## WHAT YOU ARE ASKED TO DO
Find and copy every line in the records that includes the string "indemnity".

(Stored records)
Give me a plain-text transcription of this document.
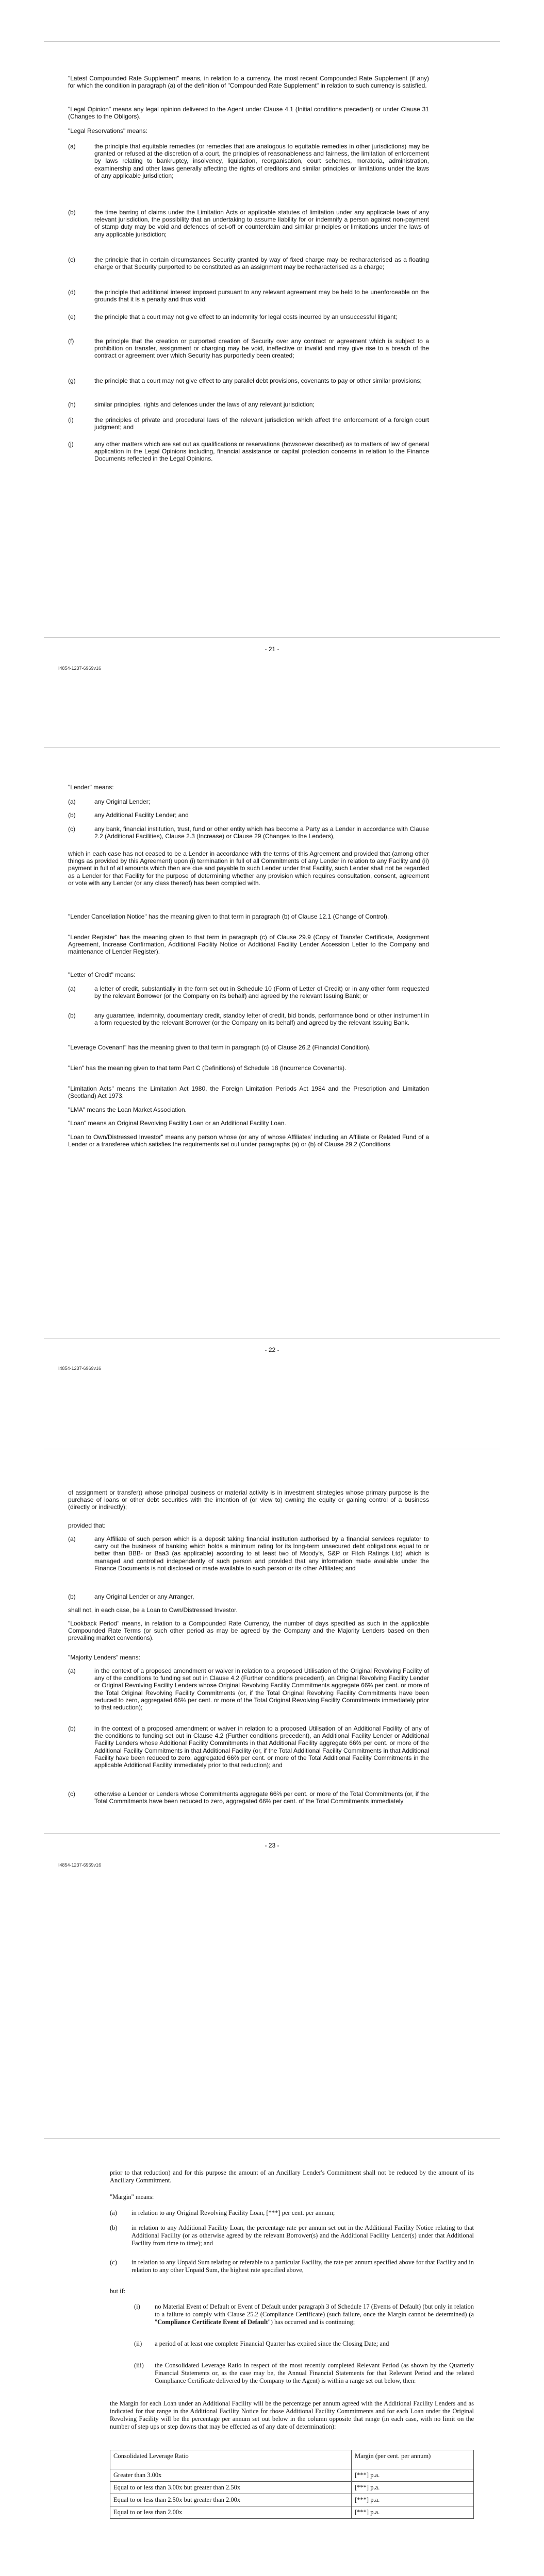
"Latest Compounded Rate Supplement" means, in relation to a currency, the most recent Compounded Rate Supplement (if any) for which the condition in paragraph (a) of the definition of "Compounded Rate Supplement" in relation to such currency is satisfied.

"Legal Opinion" means any legal opinion delivered to the Agent under Clause 4.1 (Initial conditions precedent) or under Clause 31 (Changes to the Obligors).

"Legal Reservations" means:

(a)	the principle that equitable remedies (or remedies that are analogous to equitable remedies in other jurisdictions) may be granted or refused at the discretion of a court, the principles of reasonableness and fairness, the limitation of enforcement by laws relating to bankruptcy, insolvency, liquidation, reorganisation, court schemes, moratoria, administration, examinership and other laws generally affecting the rights of creditors and similar principles or limitations under the laws of any applicable jurisdiction;

(b)	the time barring of claims under the Limitation Acts or applicable statutes of limitation under any applicable laws of any relevant jurisdiction, the possibility that an undertaking to assume liability for or indemnify a person against non-payment of stamp duty may be void and defences of set-off or counterclaim and similar principles or limitations under the laws of any applicable jurisdiction;

(c)	the principle that in certain circumstances Security granted by way of fixed charge may be recharacterised as a floating charge or that Security purported to be constituted as an assignment may be recharacterised as a charge;

(d)	the principle that additional interest imposed pursuant to any relevant agreement may be held to be unenforceable on the grounds that it is a penalty and thus void;

(e)	the principle that a court may not give effect to an indemnity for legal costs incurred by an unsuccessful litigant;

(f)	the principle that the creation or purported creation of Security over any contract or agreement which is subject to a prohibition on transfer, assignment or charging may be void, ineffective or invalid and may give rise to a breach of the contract or agreement over which Security has purportedly been created;

(g)	the principle that a court may not give effect to any parallel debt provisions, covenants to pay or other similar provisions;

(h)	similar principles, rights and defences under the laws of any relevant jurisdiction;

(i)	the principles of private and procedural laws of the relevant jurisdiction which affect the enforcement of a foreign court judgment; and

(j)	any other matters which are set out as qualifications or reservations (howsoever described) as to matters of law of general application in the Legal Opinions including, financial assistance or capital protection concerns in relation to the Finance Documents reflected in the Legal Opinions.

- 21 -
I4854-1237-6969v16

"Lender" means:

(a)	any Original Lender;

(b)	any Additional Facility Lender; and

(c)	any bank, financial institution, trust, fund or other entity which has become a Party as a Lender in accordance with Clause 2.2 (Additional Facilities), Clause 2.3 (Increase) or Clause 29 (Changes to the Lenders),

which in each case has not ceased to be a Lender in accordance with the terms of this Agreement and provided that (among other things as provided by this Agreement) upon (i) termination in full of all Commitments of any Lender in relation to any Facility and (ii) payment in full of all amounts which then are due and payable to such Lender under that Facility, such Lender shall not be regarded as a Lender for that Facility for the purpose of determining whether any provision which requires consultation, consent, agreement or vote with any Lender (or any class thereof) has been complied with.

"Lender Cancellation Notice" has the meaning given to that term in paragraph (b) of Clause 12.1 (Change of Control).

"Lender Register" has the meaning given to that term in paragraph (c) of Clause 29.9 (Copy of Transfer Certificate, Assignment Agreement, Increase Confirmation, Additional Facility Notice or Additional Facility Lender Accession Letter to the Company and maintenance of Lender Register).

"Letter of Credit" means:

(a)	a letter of credit, substantially in the form set out in Schedule 10 (Form of Letter of Credit) or in any other form requested by the relevant Borrower (or the Company on its behalf) and agreed by the relevant Issuing Bank; or

(b)	any guarantee, indemnity, documentary credit, standby letter of credit, bid bonds, performance bond or other instrument in a form requested by the relevant Borrower (or the Company on its behalf) and agreed by the relevant Issuing Bank.

"Leverage Covenant" has the meaning given to that term in paragraph (c) of Clause 26.2 (Financial Condition).

"Lien" has the meaning given to that term Part C (Definitions) of Schedule 18 (Incurrence Covenants).

"Limitation Acts" means the Limitation Act 1980, the Foreign Limitation Periods Act 1984 and the Prescription and Limitation (Scotland) Act 1973.

"LMA" means the Loan Market Association.

"Loan" means an Original Revolving Facility Loan or an Additional Facility Loan.

"Loan to Own/Distressed Investor" means any person whose (or any of whose Affiliates' including an Affiliate or Related Fund of a Lender or a transferee which satisfies the requirements set out under paragraphs (a) or (b) of Clause 29.2 (Conditions

- 22 -
I4854-1237-6969v16

of assignment or transfer)) whose principal business or material activity is in investment strategies whose primary purpose is the purchase of loans or other debt securities with the intention of (or view to) owning the equity or gaining control of a business (directly or indirectly);

provided that:

(a)	any Affiliate of such person which is a deposit taking financial institution authorised by a financial services regulator to carry out the business of banking which holds a minimum rating for its long-term unsecured debt obligations equal to or better than BBB- or Baa3 (as applicable) according to at least two of Moody's, S&P or Fitch Ratings Ltd) which is managed and controlled independently of such person and provided that any information made available under the Finance Documents is not disclosed or made available to such person or its other Affiliates; and

(b)	any Original Lender or any Arranger,

shall not, in each case, be a Loan to Own/Distressed Investor.

"Lookback Period" means, in relation to a Compounded Rate Currency, the number of days specified as such in the applicable Compounded Rate Terms (or such other period as may be agreed by the Company and the Majority Lenders based on then prevailing market conventions).

"Majority Lenders" means:

(a)	in the context of a proposed amendment or waiver in relation to a proposed Utilisation of the Original Revolving Facility of any of the conditions to funding set out in Clause 4.2 (Further conditions precedent), an Original Revolving Facility Lender or Original Revolving Facility Lenders whose Original Revolving Facility Commitments aggregate 66⅔ per cent. or more of the Total Original Revolving Facility Commitments (or, if the Total Original Revolving Facility Commitments have been reduced to zero, aggregated 66⅔ per cent. or more of the Total Original Revolving Facility Commitments immediately prior to that reduction);

(b)	in the context of a proposed amendment or waiver in relation to a proposed Utilisation of an Additional Facility of any of the conditions to funding set out in Clause 4.2 (Further conditions precedent), an Additional Facility Lender or Additional Facility Lenders whose Additional Facility Commitments in that Additional Facility aggregate 66⅔ per cent. or more of the Additional Facility Commitments in that Additional Facility (or, if the Total Additional Facility Commitments in that Additional Facility have been reduced to zero, aggregated 66⅔ per cent. or more of the Total Additional Facility Commitments in the applicable Additional Facility immediately prior to that reduction); and

(c)	otherwise a Lender or Lenders whose Commitments aggregate 66⅔ per cent. or more of the Total Commitments (or, if the Total Commitments have been reduced to zero, aggregated 66⅔ per cent. of the Total Commitments immediately

- 23 -
I4854-1237-6969v16

prior to that reduction) and for this purpose the amount of an Ancillary Lender's Commitment shall not be reduced by the amount of its Ancillary Commitment.

"Margin" means:

(a) in relation to any Original Revolving Facility Loan, [***] per cent. per annum;

(b) in relation to any Additional Facility Loan, the percentage rate per annum set out in the Additional Facility Notice relating to that Additional Facility (or as otherwise agreed by the relevant Borrower(s) and the Additional Facility Lender(s) under that Additional Facility from time to time); and

(c) in relation to any Unpaid Sum relating or referable to a particular Facility, the rate per annum specified above for that Facility and in relation to any other Unpaid Sum, the highest rate specified above,

but if:

(i) no Material Event of Default or Event of Default under paragraph 3 of Schedule 17 (Events of Default) (but only in relation to a failure to comply with Clause 25.2 (Compliance Certificate) (such failure, once the Margin cannot be determined) (a "Compliance Certificate Event of Default") has occurred and is continuing;

(ii) a period of at least one complete Financial Quarter has expired since the Closing Date; and

(iii) the Consolidated Leverage Ratio in respect of the most recently completed Relevant Period (as shown by the Quarterly Financial Statements or, as the case may be, the Annual Financial Statements for that Relevant Period and the related Compliance Certificate delivered by the Company to the Agent) is within a range set out below, then:

the Margin for each Loan under an Additional Facility will be the percentage per annum agreed with the Additional Facility Lenders and as indicated for that range in the Additional Facility Notice for those Additional Facility Commitments and for each Loan under the Original Revolving Facility will be the percentage per annum set out below in the column opposite that range (in each case, with no limit on the number of step ups or step downs that may be effected as of any date of determination):

Consolidated Leverage Ratio	Margin (per cent. per annum)
Greater than 3.00x	[***] p.a.
Equal to or less than 3.00x but greater than 2.50x	[***] p.a.
Equal to or less than 2.50x but greater than 2.00x	[***] p.a.
Equal to or less than 2.00x	[***] p.a.
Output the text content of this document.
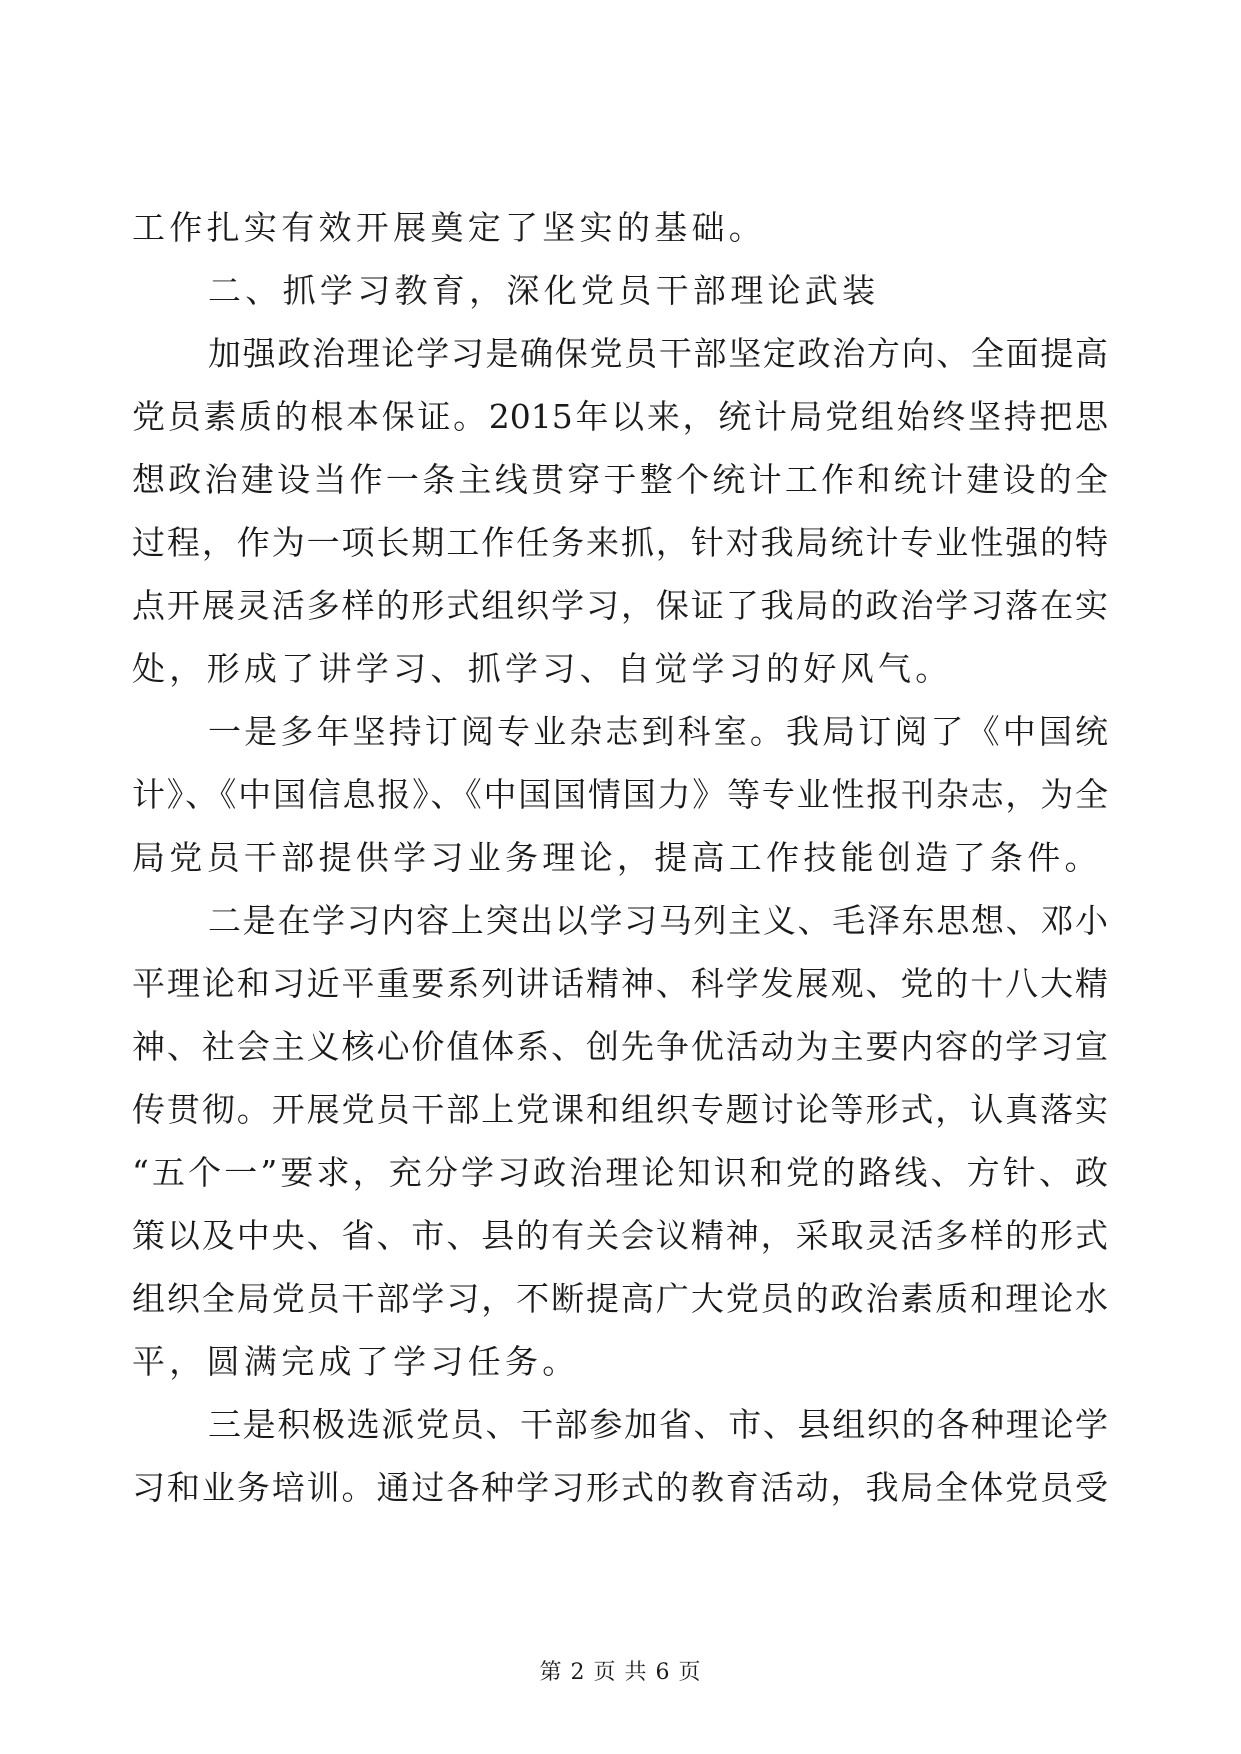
工作扎实有效开展奠定了坚实的基础。
二、抓学习教育，深化党员干部理论武装
加强政治理论学习是确保党员干部坚定政治方向、全面提高
党员素质的根本保证。2015年以来，统计局党组始终坚持把思
想政治建设当作一条主线贯穿于整个统计工作和统计建设的全
过程，作为一项长期工作任务来抓，针对我局统计专业性强的特
点开展灵活多样的形式组织学习，保证了我局的政治学习落在实
处，形成了讲学习、抓学习、自觉学习的好风气。
一是多年坚持订阅专业杂志到科室。我局订阅了《中国统
计》、《中国信息报》、《中国国情国力》等专业性报刊杂志，为全
局党员干部提供学习业务理论，提高工作技能创造了条件。
二是在学习内容上突出以学习马列主义、毛泽东思想、邓小
平理论和习近平重要系列讲话精神、科学发展观、党的十八大精
神、社会主义核心价值体系、创先争优活动为主要内容的学习宣
传贯彻。开展党员干部上党课和组织专题讨论等形式，认真落实
“五个一”要求，充分学习政治理论知识和党的路线、方针、政
策以及中央、省、市、县的有关会议精神，采取灵活多样的形式
组织全局党员干部学习，不断提高广大党员的政治素质和理论水
平，圆满完成了学习任务。
三是积极选派党员、干部参加省、市、县组织的各种理论学
习和业务培训。通过各种学习形式的教育活动，我局全体党员受
第 2 页 共 6 页
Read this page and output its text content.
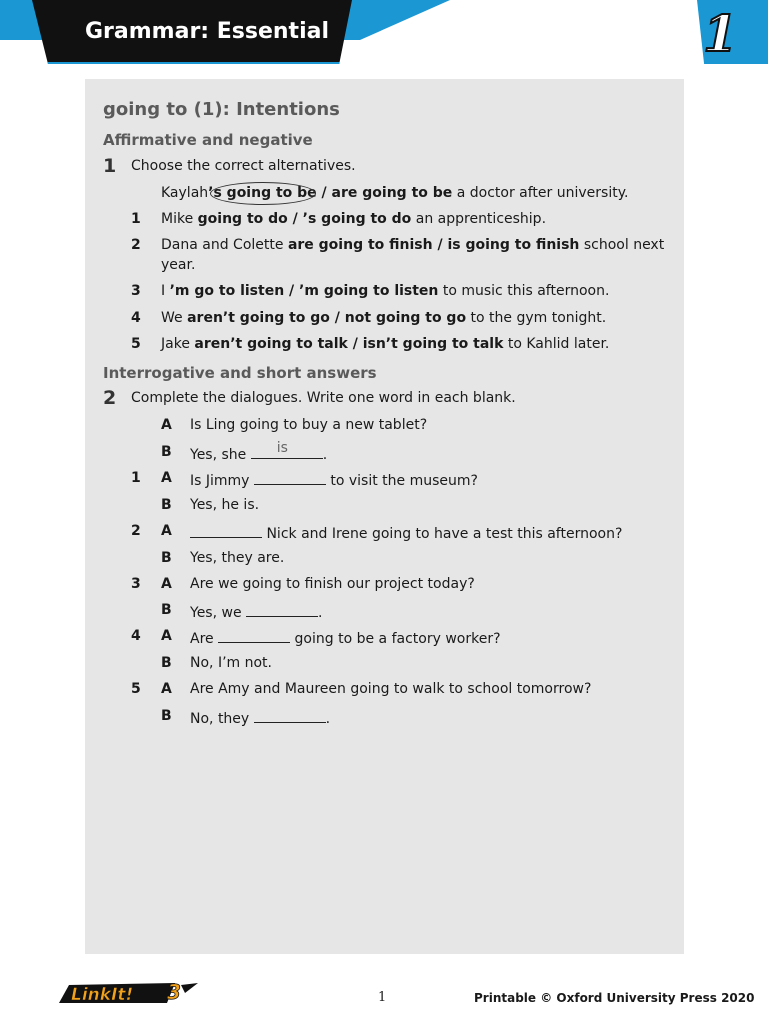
Grammar: Essential	1
going to (1): Intentions
Affirmative and negative
1 Choose the correct alternatives.
Kaylah’s going to be / are going to be a doctor after university.
1 Mike going to do / ’s going to do an apprenticeship.
2 Dana and Colette are going to finish / is going to finish school next
year.
3 I ’m go to listen / ’m going to listen to music this afternoon.
4 We aren’t going to go / not going to go to the gym tonight.
5 Jake aren’t going to talk / isn’t going to talk to Kahlid later.
Interrogative and short answers
2 Complete the dialogues. Write one word in each blank.
A Is Ling going to buy a new tablet?
B Yes, she is .
1 A Is Jimmy	to visit the museum?
B Yes, he is.
2 A	Nick and Irene going to have a test this afternoon?
B Yes, they are.
3 A Are we going to finish our project today?
B Yes, we	.
4 A Are	going to be a factory worker?
B No, I’m not.
5 A Are Amy and Maureen going to walk to school tomorrow?
B No, they	.
LinkIt! 3	1	Printable © Oxford University Press 2020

## THE REPLY
(e)	the principle that a court may not give effect to an indemnity for legal costs incurred by an unsuccessful litigant;
(b)	any guarantee, indemnity, documentary credit, standby letter of credit, bid bonds, performance bond or other instrument in a form requested by the relevant Borrower (or the Company on its behalf) and agreed by the relevant Issuing Bank.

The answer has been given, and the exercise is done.